*OBJECTIVE*.
All of the records below need to be copied exactly.

*RECORDS TO PROCESS*.
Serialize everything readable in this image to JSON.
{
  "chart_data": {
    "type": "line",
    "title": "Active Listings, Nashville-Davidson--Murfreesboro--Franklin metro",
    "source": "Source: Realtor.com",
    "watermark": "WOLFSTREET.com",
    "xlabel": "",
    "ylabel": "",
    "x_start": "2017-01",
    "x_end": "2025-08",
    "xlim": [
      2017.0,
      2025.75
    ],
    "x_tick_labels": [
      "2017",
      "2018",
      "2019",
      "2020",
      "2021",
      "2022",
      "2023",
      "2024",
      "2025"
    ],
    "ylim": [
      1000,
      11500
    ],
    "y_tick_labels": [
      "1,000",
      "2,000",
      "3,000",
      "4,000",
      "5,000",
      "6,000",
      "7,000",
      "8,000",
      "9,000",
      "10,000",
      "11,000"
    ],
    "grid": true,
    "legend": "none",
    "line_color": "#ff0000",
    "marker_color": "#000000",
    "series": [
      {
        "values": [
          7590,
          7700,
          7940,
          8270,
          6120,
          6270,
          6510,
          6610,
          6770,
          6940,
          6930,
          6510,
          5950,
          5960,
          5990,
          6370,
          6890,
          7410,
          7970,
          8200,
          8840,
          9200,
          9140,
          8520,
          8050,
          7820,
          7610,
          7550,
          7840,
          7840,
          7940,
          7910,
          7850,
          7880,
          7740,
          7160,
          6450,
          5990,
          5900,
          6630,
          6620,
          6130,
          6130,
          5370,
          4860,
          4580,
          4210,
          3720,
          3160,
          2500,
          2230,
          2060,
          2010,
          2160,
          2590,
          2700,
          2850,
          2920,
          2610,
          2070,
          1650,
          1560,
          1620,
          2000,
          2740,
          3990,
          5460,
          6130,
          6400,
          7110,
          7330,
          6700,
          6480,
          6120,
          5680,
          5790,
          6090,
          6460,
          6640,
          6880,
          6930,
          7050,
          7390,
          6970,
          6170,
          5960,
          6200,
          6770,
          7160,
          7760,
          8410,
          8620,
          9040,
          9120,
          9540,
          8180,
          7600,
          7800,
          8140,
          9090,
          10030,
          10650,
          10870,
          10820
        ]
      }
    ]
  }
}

*FINISHED TASK*.
Serialize everything readable in this image to JSON.
{
  "chart_data": {
    "type": "line",
    "title": "Active Listings, Nashville-Davidson--Murfreesboro--Franklin metro",
    "source": "Source: Realtor.com",
    "watermark": "WOLFSTREET.com",
    "xlabel": "",
    "ylabel": "",
    "x_start": "2017-01",
    "x_end": "2025-08",
    "xlim": [
      2017.0,
      2025.75
    ],
    "x_tick_labels": [
      "2017",
      "2018",
      "2019",
      "2020",
      "2021",
      "2022",
      "2023",
      "2024",
      "2025"
    ],
    "ylim": [
      1000,
      11500
    ],
    "y_tick_labels": [
      "1,000",
      "2,000",
      "3,000",
      "4,000",
      "5,000",
      "6,000",
      "7,000",
      "8,000",
      "9,000",
      "10,000",
      "11,000"
    ],
    "grid": true,
    "legend": "none",
    "line_color": "#ff0000",
    "marker_color": "#000000",
    "series": [
      {
        "values": [
          7590,
          7700,
          7940,
          8270,
          6120,
          6270,
          6510,
          6610,
          6770,
          6940,
          6930,
          6510,
          5950,
          5960,
          5990,
          6370,
          6890,
          7410,
          7970,
          8200,
          8840,
          9200,
          9140,
          8520,
          8050,
          7820,
          7610,
          7550,
          7840,
          7840,
          7940,
          7910,
          7850,
          7880,
          7740,
          7160,
          6450,
          5990,
          5900,
          6630,
          6620,
          6130,
          6130,
          5370,
          4860,
          4580,
          4210,
          3720,
          3160,
          2500,
          2230,
          2060,
          2010,
          2160,
          2590,
          2700,
          2850,
          2920,
          2610,
          2070,
          1650,
          1560,
          1620,
          2000,
          2740,
          3990,
          5460,
          6130,
          6400,
          7110,
          7330,
          6700,
          6480,
          6120,
          5680,
          5790,
          6090,
          6460,
          6640,
          6880,
          6930,
          7050,
          7390,
          6970,
          6170,
          5960,
          6200,
          6770,
          7160,
          7760,
          8410,
          8620,
          9040,
          9120,
          9540,
          8180,
          7600,
          7800,
          8140,
          9090,
          10030,
          10650,
          10870,
          10820
        ]
      }
    ]
  }
}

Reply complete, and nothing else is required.